— Start DATA SUPPLIED —

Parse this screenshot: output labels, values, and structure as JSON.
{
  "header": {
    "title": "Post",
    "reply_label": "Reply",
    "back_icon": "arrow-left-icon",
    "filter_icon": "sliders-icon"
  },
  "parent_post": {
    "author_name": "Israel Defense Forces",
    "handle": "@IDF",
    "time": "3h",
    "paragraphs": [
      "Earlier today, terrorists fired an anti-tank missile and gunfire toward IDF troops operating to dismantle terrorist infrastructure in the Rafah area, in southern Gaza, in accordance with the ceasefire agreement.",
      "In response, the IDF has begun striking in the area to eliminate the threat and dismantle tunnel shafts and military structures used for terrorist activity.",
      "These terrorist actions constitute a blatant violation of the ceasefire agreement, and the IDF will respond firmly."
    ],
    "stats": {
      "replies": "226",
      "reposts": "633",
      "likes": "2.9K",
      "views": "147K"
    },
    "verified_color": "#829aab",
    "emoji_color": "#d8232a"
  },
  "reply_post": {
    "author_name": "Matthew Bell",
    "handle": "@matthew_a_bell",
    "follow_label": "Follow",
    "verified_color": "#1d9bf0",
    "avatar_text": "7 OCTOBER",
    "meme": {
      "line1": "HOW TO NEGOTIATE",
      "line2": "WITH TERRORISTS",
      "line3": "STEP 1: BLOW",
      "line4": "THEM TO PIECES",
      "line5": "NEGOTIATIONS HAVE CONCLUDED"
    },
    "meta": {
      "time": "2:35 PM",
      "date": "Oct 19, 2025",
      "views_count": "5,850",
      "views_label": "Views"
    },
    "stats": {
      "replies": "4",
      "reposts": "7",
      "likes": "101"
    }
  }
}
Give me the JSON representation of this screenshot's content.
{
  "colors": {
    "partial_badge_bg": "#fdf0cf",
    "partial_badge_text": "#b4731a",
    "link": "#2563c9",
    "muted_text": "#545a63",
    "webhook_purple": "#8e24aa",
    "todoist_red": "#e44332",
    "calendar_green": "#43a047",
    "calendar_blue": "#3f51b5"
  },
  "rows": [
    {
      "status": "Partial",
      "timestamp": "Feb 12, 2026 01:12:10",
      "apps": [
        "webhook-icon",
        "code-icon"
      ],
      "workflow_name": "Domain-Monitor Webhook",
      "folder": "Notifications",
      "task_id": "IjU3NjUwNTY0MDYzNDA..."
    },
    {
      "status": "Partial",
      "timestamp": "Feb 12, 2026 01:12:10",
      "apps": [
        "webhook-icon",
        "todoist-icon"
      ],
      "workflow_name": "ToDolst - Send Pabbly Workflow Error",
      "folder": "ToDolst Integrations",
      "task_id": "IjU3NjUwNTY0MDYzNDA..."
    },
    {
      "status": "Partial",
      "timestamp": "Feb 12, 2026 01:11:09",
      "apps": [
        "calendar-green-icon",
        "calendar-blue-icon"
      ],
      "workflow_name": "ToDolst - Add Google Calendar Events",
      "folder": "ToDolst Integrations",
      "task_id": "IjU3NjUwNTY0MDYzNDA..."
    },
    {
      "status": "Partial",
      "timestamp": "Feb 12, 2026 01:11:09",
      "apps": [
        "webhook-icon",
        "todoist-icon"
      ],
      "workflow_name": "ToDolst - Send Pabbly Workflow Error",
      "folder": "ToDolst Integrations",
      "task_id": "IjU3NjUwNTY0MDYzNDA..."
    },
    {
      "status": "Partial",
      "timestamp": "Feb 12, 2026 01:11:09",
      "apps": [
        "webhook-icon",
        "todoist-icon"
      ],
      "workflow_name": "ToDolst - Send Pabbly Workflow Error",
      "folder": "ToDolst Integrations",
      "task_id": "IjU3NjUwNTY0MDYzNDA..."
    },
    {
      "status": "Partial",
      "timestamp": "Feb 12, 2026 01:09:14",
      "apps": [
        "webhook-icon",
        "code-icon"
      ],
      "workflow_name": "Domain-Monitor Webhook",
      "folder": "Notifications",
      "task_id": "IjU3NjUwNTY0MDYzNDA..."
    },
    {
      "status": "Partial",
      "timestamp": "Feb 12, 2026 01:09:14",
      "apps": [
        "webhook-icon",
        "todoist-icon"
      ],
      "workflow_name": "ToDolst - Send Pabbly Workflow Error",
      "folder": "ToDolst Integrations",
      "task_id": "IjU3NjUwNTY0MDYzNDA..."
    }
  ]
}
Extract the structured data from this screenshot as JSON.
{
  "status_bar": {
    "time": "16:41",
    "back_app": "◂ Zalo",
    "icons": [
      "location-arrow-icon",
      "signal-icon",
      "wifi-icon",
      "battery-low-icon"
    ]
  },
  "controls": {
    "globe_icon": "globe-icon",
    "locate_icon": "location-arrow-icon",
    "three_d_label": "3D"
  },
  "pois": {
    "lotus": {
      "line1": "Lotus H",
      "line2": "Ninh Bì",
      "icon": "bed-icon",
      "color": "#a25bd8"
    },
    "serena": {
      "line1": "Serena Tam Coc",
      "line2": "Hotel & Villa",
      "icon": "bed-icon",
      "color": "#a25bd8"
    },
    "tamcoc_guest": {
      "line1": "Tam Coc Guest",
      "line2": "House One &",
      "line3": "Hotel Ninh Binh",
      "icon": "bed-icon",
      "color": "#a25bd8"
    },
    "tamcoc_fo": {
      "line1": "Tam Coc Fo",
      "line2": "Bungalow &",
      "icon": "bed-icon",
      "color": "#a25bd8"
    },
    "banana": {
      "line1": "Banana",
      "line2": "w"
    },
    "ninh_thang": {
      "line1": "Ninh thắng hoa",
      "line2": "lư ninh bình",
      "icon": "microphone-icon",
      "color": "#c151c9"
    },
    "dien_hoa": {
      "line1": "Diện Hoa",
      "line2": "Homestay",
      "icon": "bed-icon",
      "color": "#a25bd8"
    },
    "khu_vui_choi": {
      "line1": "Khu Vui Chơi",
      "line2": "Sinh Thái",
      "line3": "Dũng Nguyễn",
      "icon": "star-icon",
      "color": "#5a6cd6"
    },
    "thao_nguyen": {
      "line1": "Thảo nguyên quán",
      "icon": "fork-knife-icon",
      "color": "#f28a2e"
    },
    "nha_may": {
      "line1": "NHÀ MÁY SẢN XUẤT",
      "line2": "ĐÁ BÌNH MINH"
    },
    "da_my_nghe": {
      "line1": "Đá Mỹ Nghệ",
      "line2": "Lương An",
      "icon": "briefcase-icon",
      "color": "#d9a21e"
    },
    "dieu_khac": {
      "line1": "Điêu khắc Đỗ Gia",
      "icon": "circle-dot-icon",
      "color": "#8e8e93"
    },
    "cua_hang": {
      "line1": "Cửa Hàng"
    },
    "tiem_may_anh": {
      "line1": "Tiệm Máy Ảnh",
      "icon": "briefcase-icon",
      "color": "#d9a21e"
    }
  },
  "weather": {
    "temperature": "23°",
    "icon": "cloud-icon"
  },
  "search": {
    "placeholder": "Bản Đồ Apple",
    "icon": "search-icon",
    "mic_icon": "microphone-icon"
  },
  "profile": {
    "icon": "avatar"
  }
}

— End DATA SUPPLIED —

▸ SHORT TASK: Write out every record, exactly as written.

▸ EXERCISE RESULT:
Parse this screenshot: output labels, values, and structure as JSON.
{
  "header": {
    "title": "Post",
    "reply_label": "Reply",
    "back_icon": "arrow-left-icon",
    "filter_icon": "sliders-icon"
  },
  "parent_post": {
    "author_name": "Israel Defense Forces",
    "handle": "@IDF",
    "time": "3h",
    "paragraphs": [
      "Earlier today, terrorists fired an anti-tank missile and gunfire toward IDF troops operating to dismantle terrorist infrastructure in the Rafah area, in southern Gaza, in accordance with the ceasefire agreement.",
      "In response, the IDF has begun striking in the area to eliminate the threat and dismantle tunnel shafts and military structures used for terrorist activity.",
      "These terrorist actions constitute a blatant violation of the ceasefire agreement, and the IDF will respond firmly."
    ],
    "stats": {
      "replies": "226",
      "reposts": "633",
      "likes": "2.9K",
      "views": "147K"
    },
    "verified_color": "#829aab",
    "emoji_color": "#d8232a"
  },
  "reply_post": {
    "author_name": "Matthew Bell",
    "handle": "@matthew_a_bell",
    "follow_label": "Follow",
    "verified_color": "#1d9bf0",
    "avatar_text": "7 OCTOBER",
    "meme": {
      "line1": "HOW TO NEGOTIATE",
      "line2": "WITH TERRORISTS",
      "line3": "STEP 1: BLOW",
      "line4": "THEM TO PIECES",
      "line5": "NEGOTIATIONS HAVE CONCLUDED"
    },
    "meta": {
      "time": "2:35 PM",
      "date": "Oct 19, 2025",
      "views_count": "5,850",
      "views_label": "Views"
    },
    "stats": {
      "replies": "4",
      "reposts": "7",
      "likes": "101"
    }
  }
}
Give me the JSON representation of this screenshot's content.
{
  "colors": {
    "partial_badge_bg": "#fdf0cf",
    "partial_badge_text": "#b4731a",
    "link": "#2563c9",
    "muted_text": "#545a63",
    "webhook_purple": "#8e24aa",
    "todoist_red": "#e44332",
    "calendar_green": "#43a047",
    "calendar_blue": "#3f51b5"
  },
  "rows": [
    {
      "status": "Partial",
      "timestamp": "Feb 12, 2026 01:12:10",
      "apps": [
        "webhook-icon",
        "code-icon"
      ],
      "workflow_name": "Domain-Monitor Webhook",
      "folder": "Notifications",
      "task_id": "IjU3NjUwNTY0MDYzNDA..."
    },
    {
      "status": "Partial",
      "timestamp": "Feb 12, 2026 01:12:10",
      "apps": [
        "webhook-icon",
        "todoist-icon"
      ],
      "workflow_name": "ToDolst - Send Pabbly Workflow Error",
      "folder": "ToDolst Integrations",
      "task_id": "IjU3NjUwNTY0MDYzNDA..."
    },
    {
      "status": "Partial",
      "timestamp": "Feb 12, 2026 01:11:09",
      "apps": [
        "calendar-green-icon",
        "calendar-blue-icon"
      ],
      "workflow_name": "ToDolst - Add Google Calendar Events",
      "folder": "ToDolst Integrations",
      "task_id": "IjU3NjUwNTY0MDYzNDA..."
    },
    {
      "status": "Partial",
      "timestamp": "Feb 12, 2026 01:11:09",
      "apps": [
        "webhook-icon",
        "todoist-icon"
      ],
      "workflow_name": "ToDolst - Send Pabbly Workflow Error",
      "folder": "ToDolst Integrations",
      "task_id": "IjU3NjUwNTY0MDYzNDA..."
    },
    {
      "status": "Partial",
      "timestamp": "Feb 12, 2026 01:11:09",
      "apps": [
        "webhook-icon",
        "todoist-icon"
      ],
      "workflow_name": "ToDolst - Send Pabbly Workflow Error",
      "folder": "ToDolst Integrations",
      "task_id": "IjU3NjUwNTY0MDYzNDA..."
    },
    {
      "status": "Partial",
      "timestamp": "Feb 12, 2026 01:09:14",
      "apps": [
        "webhook-icon",
        "code-icon"
      ],
      "workflow_name": "Domain-Monitor Webhook",
      "folder": "Notifications",
      "task_id": "IjU3NjUwNTY0MDYzNDA..."
    },
    {
      "status": "Partial",
      "timestamp": "Feb 12, 2026 01:09:14",
      "apps": [
        "webhook-icon",
        "todoist-icon"
      ],
      "workflow_name": "ToDolst - Send Pabbly Workflow Error",
      "folder": "ToDolst Integrations",
      "task_id": "IjU3NjUwNTY0MDYzNDA..."
    }
  ]
}
Extract the structured data from this screenshot as JSON.
{
  "status_bar": {
    "time": "16:41",
    "back_app": "◂ Zalo",
    "icons": [
      "location-arrow-icon",
      "signal-icon",
      "wifi-icon",
      "battery-low-icon"
    ]
  },
  "controls": {
    "globe_icon": "globe-icon",
    "locate_icon": "location-arrow-icon",
    "three_d_label": "3D"
  },
  "pois": {
    "lotus": {
      "line1": "Lotus H",
      "line2": "Ninh Bì",
      "icon": "bed-icon",
      "color": "#a25bd8"
    },
    "serena": {
      "line1": "Serena Tam Coc",
      "line2": "Hotel & Villa",
      "icon": "bed-icon",
      "color": "#a25bd8"
    },
    "tamcoc_guest": {
      "line1": "Tam Coc Guest",
      "line2": "House One &",
      "line3": "Hotel Ninh Binh",
      "icon": "bed-icon",
      "color": "#a25bd8"
    },
    "tamcoc_fo": {
      "line1": "Tam Coc Fo",
      "line2": "Bungalow &",
      "icon": "bed-icon",
      "color": "#a25bd8"
    },
    "banana": {
      "line1": "Banana",
      "line2": "w"
    },
    "ninh_thang": {
      "line1": "Ninh thắng hoa",
      "line2": "lư ninh bình",
      "icon": "microphone-icon",
      "color": "#c151c9"
    },
    "dien_hoa": {
      "line1": "Diện Hoa",
      "line2": "Homestay",
      "icon": "bed-icon",
      "color": "#a25bd8"
    },
    "khu_vui_choi": {
      "line1": "Khu Vui Chơi",
      "line2": "Sinh Thái",
      "line3": "Dũng Nguyễn",
      "icon": "star-icon",
      "color": "#5a6cd6"
    },
    "thao_nguyen": {
      "line1": "Thảo nguyên quán",
      "icon": "fork-knife-icon",
      "color": "#f28a2e"
    },
    "nha_may": {
      "line1": "NHÀ MÁY SẢN XUẤT",
      "line2": "ĐÁ BÌNH MINH"
    },
    "da_my_nghe": {
      "line1": "Đá Mỹ Nghệ",
      "line2": "Lương An",
      "icon": "briefcase-icon",
      "color": "#d9a21e"
    },
    "dieu_khac": {
      "line1": "Điêu khắc Đỗ Gia",
      "icon": "circle-dot-icon",
      "color": "#8e8e93"
    },
    "cua_hang": {
      "line1": "Cửa Hàng"
    },
    "tiem_may_anh": {
      "line1": "Tiệm Máy Ảnh",
      "icon": "briefcase-icon",
      "color": "#d9a21e"
    }
  },
  "weather": {
    "temperature": "23°",
    "icon": "cloud-icon"
  },
  "search": {
    "placeholder": "Bản Đồ Apple",
    "icon": "search-icon",
    "mic_icon": "microphone-icon"
  },
  "profile": {
    "icon": "avatar"
  }
}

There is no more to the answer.